[Data items]
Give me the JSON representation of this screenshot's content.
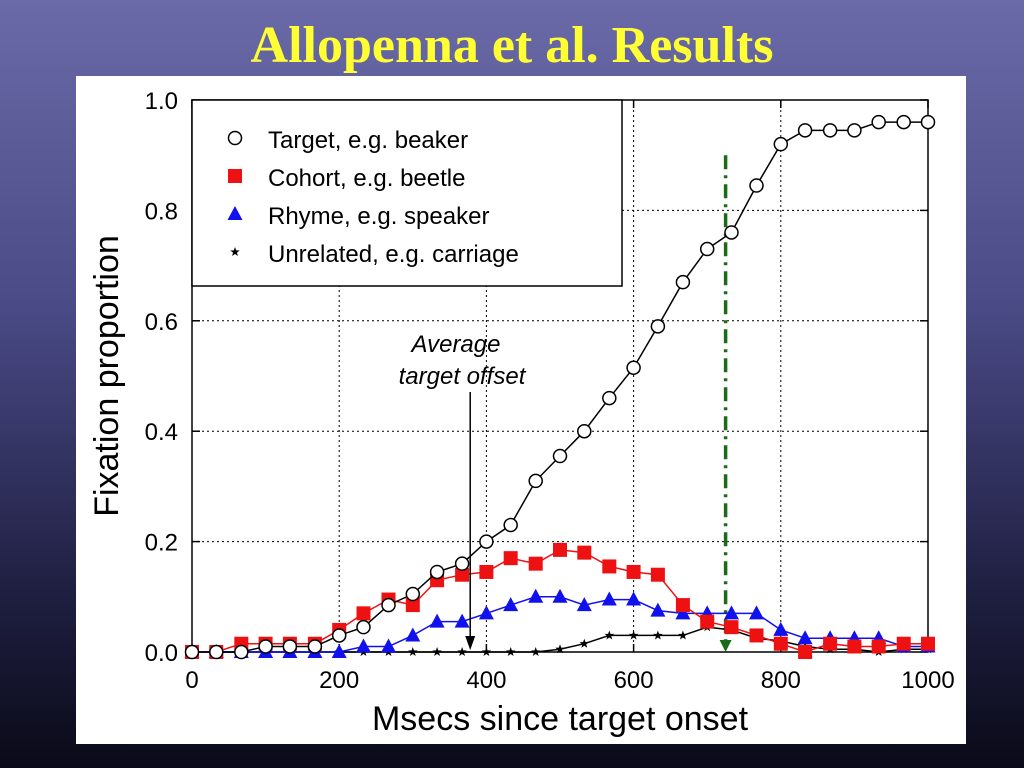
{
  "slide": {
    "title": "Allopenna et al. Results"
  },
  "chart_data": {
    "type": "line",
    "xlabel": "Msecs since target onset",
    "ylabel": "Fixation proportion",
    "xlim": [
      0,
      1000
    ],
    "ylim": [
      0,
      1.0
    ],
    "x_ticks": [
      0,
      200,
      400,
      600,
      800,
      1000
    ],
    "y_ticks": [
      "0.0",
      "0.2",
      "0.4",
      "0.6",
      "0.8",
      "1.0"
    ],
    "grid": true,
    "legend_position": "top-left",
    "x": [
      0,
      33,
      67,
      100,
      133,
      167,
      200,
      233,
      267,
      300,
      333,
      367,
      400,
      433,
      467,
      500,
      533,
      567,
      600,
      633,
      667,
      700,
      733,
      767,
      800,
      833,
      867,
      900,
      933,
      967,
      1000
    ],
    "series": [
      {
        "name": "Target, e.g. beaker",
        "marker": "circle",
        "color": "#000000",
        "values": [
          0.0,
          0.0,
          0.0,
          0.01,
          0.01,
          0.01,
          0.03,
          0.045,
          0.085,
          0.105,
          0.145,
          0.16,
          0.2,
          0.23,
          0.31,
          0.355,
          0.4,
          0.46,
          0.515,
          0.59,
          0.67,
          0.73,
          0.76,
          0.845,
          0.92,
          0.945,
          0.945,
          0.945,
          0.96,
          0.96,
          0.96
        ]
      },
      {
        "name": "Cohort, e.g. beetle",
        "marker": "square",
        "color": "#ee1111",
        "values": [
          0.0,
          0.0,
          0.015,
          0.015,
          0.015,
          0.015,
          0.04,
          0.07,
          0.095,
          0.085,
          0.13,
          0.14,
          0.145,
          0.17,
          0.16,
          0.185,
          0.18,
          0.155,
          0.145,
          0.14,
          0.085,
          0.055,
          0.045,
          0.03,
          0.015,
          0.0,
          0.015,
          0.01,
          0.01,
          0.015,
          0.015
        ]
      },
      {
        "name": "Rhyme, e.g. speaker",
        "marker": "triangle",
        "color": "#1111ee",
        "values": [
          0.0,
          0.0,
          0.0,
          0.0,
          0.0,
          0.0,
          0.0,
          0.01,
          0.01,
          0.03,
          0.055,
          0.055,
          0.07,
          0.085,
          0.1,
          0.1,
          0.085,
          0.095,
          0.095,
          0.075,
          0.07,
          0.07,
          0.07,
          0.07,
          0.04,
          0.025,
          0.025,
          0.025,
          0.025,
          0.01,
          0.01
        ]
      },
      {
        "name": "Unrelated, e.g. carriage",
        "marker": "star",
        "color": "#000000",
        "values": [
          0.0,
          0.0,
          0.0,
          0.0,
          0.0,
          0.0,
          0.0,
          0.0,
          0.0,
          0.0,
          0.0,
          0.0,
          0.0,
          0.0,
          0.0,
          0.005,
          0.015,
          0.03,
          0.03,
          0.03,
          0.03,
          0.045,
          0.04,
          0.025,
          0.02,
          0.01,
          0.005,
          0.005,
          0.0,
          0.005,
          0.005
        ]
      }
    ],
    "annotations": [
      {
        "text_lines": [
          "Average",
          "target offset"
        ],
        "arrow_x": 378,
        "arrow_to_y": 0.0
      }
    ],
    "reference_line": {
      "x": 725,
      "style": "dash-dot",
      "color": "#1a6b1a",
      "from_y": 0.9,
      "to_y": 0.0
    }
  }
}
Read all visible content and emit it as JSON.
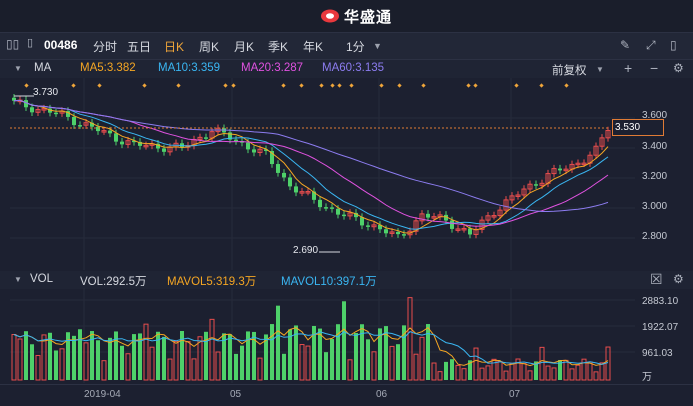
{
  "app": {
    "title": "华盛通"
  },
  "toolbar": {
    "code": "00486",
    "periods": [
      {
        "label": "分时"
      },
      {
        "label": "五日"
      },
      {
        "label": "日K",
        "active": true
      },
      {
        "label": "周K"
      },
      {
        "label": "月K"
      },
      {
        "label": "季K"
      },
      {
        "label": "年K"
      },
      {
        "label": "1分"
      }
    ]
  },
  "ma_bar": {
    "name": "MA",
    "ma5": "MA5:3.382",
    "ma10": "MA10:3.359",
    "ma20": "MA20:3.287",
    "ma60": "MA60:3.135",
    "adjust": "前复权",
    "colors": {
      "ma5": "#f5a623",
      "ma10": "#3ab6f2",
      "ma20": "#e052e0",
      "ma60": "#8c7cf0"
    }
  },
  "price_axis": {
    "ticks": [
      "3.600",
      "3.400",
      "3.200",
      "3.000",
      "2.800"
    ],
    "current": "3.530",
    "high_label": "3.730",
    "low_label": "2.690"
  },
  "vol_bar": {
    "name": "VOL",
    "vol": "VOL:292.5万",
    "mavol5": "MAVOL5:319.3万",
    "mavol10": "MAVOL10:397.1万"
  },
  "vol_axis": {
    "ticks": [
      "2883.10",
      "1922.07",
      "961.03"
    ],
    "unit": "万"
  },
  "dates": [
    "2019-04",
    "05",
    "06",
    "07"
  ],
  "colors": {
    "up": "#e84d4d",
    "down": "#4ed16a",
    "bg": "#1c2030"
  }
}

SET EXERCISE: How many lines in the entries contain the string "marker"? Answer with the number only.

THE RESPONSE: 4